Trecho fornecido:
--------------------------------------------------

Gazeta Mercantil - Pode haver uma pressão externa ainda maior sobre o Brasil para
aumentar as ações de preservação da Amazônia?
Meira Filho - Eu não vejo essa pressão. O maior interessado em controlar isso é
o próprio Brasil. Não podemos esquecer que um dos efeitos mais importantes na
mudança climática global é exatamente sobre a nossa floresta amazônica, que teria
suas bordas transformadas em savanas.
Gazeta Mercantil - O cientista James Lovelock, criador da Hipótese de Gaia,
afirma que o aquecimento global já é algo irreversível e que as medidas
mitigadoras não teriam mais efeito. Qual sua opinião a respeito desta avaliação?
Meira Filho - Ele tem razão quanto à mudança global que estamos vivendo.
Hipoteticamente, se hoje tivéssemos uma máquina que retirasse da atmosfera todos
os gases do efeito estufa e trouxesse os valores da atmosfera para a Era
Pré-Industrial, ainda assim, (...) os oceanos que já esquentaram vão continuar
quentes e esfriando muito devagar. A parte superficial na faixa de 20 a 30 anos e
na profunda, cerca de 500 anos. Neste sentido o Lovelock tem toda razão e a
comunidade científica sabe disso. Já quanto à ineficiência das medidas
mitigadoras, não é exatamente como foi colocado. Temos que trabalhar muito para
evitar que o clima mude e se comprometa no futuro à vida no planeta. É uma
questão de sobrevivência, precisa ser feito.

--------------------------------------------------

Lista de entradas:
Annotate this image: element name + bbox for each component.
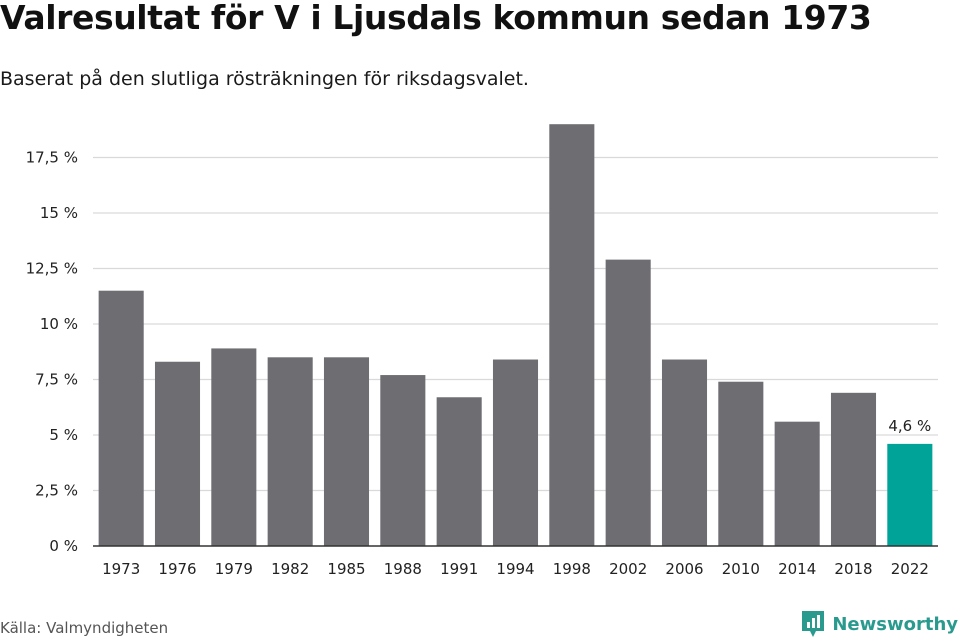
bar-1982 [267,357,313,546]
bar-2022 [887,443,933,546]
bar-2010 [718,381,764,546]
x-tick-label: 1998 [553,560,591,578]
x-tick-label: 1991 [440,560,478,578]
y-tick-label: 7,5 % [35,371,78,389]
newsworthy-logo-icon [802,611,825,637]
bar-1994 [492,359,539,546]
x-tick-label: 2002 [609,560,647,578]
y-tick-label: 10 % [40,315,78,333]
chart-subtitle: Baserat på den slutliga rösträkningen fö… [0,68,529,90]
x-tick-label: 2022 [891,560,929,578]
bar-2014 [774,421,820,546]
bar-1985 [323,357,370,546]
chart-title: Valresultat för V i Ljusdals kommun seda… [0,0,872,37]
y-tick-label: 5 % [49,426,78,444]
brand-logo: Newsworthy [800,609,958,639]
x-tick-label: 2006 [665,560,703,578]
y-tick-label: 17,5 % [26,149,78,167]
x-tick-label: 1979 [215,560,253,578]
x-tick-label: 2018 [834,560,872,578]
bars [98,124,933,546]
y-tick-label: 15 % [40,204,78,222]
x-axis-labels: 1973 1976 1979 1982 1985 1988 1991 1994 1998 2002… [102,560,929,578]
x-tick-label: 1982 [271,560,309,578]
x-tick-label: 2010 [722,560,760,578]
x-tick-label: 1976 [158,560,196,578]
x-tick-label: 1988 [384,560,422,578]
bar-1998 [549,124,595,546]
bar-2018 [830,392,877,546]
bar-1991 [436,397,482,546]
y-tick-label: 0 % [49,537,78,555]
x-tick-label: 1985 [327,560,365,578]
y-tick-label: 2,5 % [35,482,78,500]
x-tick-label: 1994 [496,560,534,578]
brand-name: Newsworthy [832,613,958,635]
source-note: Källa: Valmyndigheten [0,619,169,637]
bar-1979 [211,348,257,546]
bar-1973 [98,290,144,546]
x-tick-label: 1973 [102,560,140,578]
bar-chart: 0 % 2,5 % 5 % 7,5 % 10 % 12,5 % 15 % 17,5 % 197… [26,124,938,578]
bar-2002 [605,259,651,546]
bar-1988 [380,375,426,546]
data-label-2022: 4,6 % [888,417,931,435]
x-tick-label: 2014 [778,560,816,578]
y-axis-labels: 0 % 2,5 % 5 % 7,5 % 10 % 12,5 % 15 % 17,5 % [26,149,78,556]
y-tick-label: 12,5 % [26,260,78,278]
bar-2006 [661,359,708,546]
bar-1976 [154,361,201,546]
data-labels: 4,6 % [888,417,931,435]
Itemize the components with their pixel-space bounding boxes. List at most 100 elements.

--------------------------------------------------

Tarefas a realizar:
1 - Reescreva em forma de lista o parágrafo da entrevista sobre mudança climática que começa com "Meira Filho - Ele tem razão quanto à mudança global", mantendo seus fatos principais.
2 - Na entrevista sobre mudança climática, o que aconteceria com as bordas da floresta amazônica, segundo Meira Filho?
3 - Escreva a continuação da entrevista sobre mudança climática, começando logo após a última frase mostrada.
As entradas provêm de uma fonte diferente.

Respostas fornecidas:
1 -
- Lovelock tem razão quanto à mudança global em curso, e a comunidade científica sabe disso.
- Mesmo que se retirassem da atmosfera todos os gases do efeito estufa, voltando aos valores da Era Pré-Industrial, os oceanos já aquecidos continuariam quentes e esfriariam muito devagar.
- A parte superficial dos oceanos levaria de 20 a 30 anos para esfriar; a profunda, cerca de 500 anos.
- A ineficiência das medidas mitigadoras não é exatamente como foi colocada.
- É preciso trabalhar muito para evitar que o clima mude e comprometa a vida no planeta no futuro, pois é uma questão de sobrevivência.

2 - Seriam transformadas em savanas.

3 -
Gazeta Mercantil - O senhor acredita que já haja uma consciência plena do
problema no meio empresarial e industrial?
Meira Filho - Eu diria que especialmente neste meio existe essa consciência, pois
são pessoas práticas, acostumadas a resolver problemas sem emoções. Eu diria que
todas as grandes empresas estão conscientes da necessidade desse esforço.
Gazeta Mercantil - Tanto no primeiro mundo como nos países emergentes?
Meira Filho - Num mundo globalizado tanto faz. Podem-se ver ações tanto na
Petrobras como na Vale do Rio Doce, aqui mesmo no Brasil, que são iguais a
qualquer outra empresa mundial. Aqui em São Paulo temos um ótimo exemplo disso, a
Fiesp sabe muito bem da importância de se combater os níveis de emissão dos gases
do aquecimento global.
(GM, 13/03/2006)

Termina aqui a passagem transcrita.